WORK TO COMPLETE: Print all of the data exactly as written.
########################################
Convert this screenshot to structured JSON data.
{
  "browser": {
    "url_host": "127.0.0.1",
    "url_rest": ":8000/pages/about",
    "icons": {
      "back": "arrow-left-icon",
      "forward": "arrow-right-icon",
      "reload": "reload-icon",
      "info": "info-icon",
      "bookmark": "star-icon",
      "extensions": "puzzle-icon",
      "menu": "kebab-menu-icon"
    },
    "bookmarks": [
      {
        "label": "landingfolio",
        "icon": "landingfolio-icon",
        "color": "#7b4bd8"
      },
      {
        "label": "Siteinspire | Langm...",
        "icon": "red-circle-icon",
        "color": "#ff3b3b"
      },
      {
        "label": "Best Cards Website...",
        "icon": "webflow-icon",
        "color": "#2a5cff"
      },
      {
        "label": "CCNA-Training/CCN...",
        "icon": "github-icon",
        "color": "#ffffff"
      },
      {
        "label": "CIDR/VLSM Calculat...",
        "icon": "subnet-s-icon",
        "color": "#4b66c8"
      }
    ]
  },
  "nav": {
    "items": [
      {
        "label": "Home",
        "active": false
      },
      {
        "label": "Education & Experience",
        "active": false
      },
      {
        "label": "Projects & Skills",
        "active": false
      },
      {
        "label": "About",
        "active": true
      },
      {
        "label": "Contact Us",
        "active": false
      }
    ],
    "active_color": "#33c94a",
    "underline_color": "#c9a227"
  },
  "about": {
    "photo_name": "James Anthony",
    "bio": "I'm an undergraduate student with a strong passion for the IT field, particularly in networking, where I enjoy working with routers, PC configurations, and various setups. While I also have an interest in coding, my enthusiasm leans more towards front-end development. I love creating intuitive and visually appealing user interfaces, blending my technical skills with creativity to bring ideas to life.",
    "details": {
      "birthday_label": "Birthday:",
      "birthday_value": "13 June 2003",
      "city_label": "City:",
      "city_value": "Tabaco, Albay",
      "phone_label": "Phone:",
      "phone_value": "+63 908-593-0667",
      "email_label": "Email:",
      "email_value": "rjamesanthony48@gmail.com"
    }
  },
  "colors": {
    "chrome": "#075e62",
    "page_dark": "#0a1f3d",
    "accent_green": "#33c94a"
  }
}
########################################
THE OUTPUT:
Convert this screenshot to structured JSON data.
{
  "browser": {
    "url_host": "127.0.0.1",
    "url_rest": ":8000/pages/about",
    "icons": {
      "back": "arrow-left-icon",
      "forward": "arrow-right-icon",
      "reload": "reload-icon",
      "info": "info-icon",
      "bookmark": "star-icon",
      "extensions": "puzzle-icon",
      "menu": "kebab-menu-icon"
    },
    "bookmarks": [
      {
        "label": "landingfolio",
        "icon": "landingfolio-icon",
        "color": "#7b4bd8"
      },
      {
        "label": "Siteinspire | Langm...",
        "icon": "red-circle-icon",
        "color": "#ff3b3b"
      },
      {
        "label": "Best Cards Website...",
        "icon": "webflow-icon",
        "color": "#2a5cff"
      },
      {
        "label": "CCNA-Training/CCN...",
        "icon": "github-icon",
        "color": "#ffffff"
      },
      {
        "label": "CIDR/VLSM Calculat...",
        "icon": "subnet-s-icon",
        "color": "#4b66c8"
      }
    ]
  },
  "nav": {
    "items": [
      {
        "label": "Home",
        "active": false
      },
      {
        "label": "Education & Experience",
        "active": false
      },
      {
        "label": "Projects & Skills",
        "active": false
      },
      {
        "label": "About",
        "active": true
      },
      {
        "label": "Contact Us",
        "active": false
      }
    ],
    "active_color": "#33c94a",
    "underline_color": "#c9a227"
  },
  "about": {
    "photo_name": "James Anthony",
    "bio": "I'm an undergraduate student with a strong passion for the IT field, particularly in networking, where I enjoy working with routers, PC configurations, and various setups. While I also have an interest in coding, my enthusiasm leans more towards front-end development. I love creating intuitive and visually appealing user interfaces, blending my technical skills with creativity to bring ideas to life.",
    "details": {
      "birthday_label": "Birthday:",
      "birthday_value": "13 June 2003",
      "city_label": "City:",
      "city_value": "Tabaco, Albay",
      "phone_label": "Phone:",
      "phone_value": "+63 908-593-0667",
      "email_label": "Email:",
      "email_value": "rjamesanthony48@gmail.com"
    }
  },
  "colors": {
    "chrome": "#075e62",
    "page_dark": "#0a1f3d",
    "accent_green": "#33c94a"
  }
}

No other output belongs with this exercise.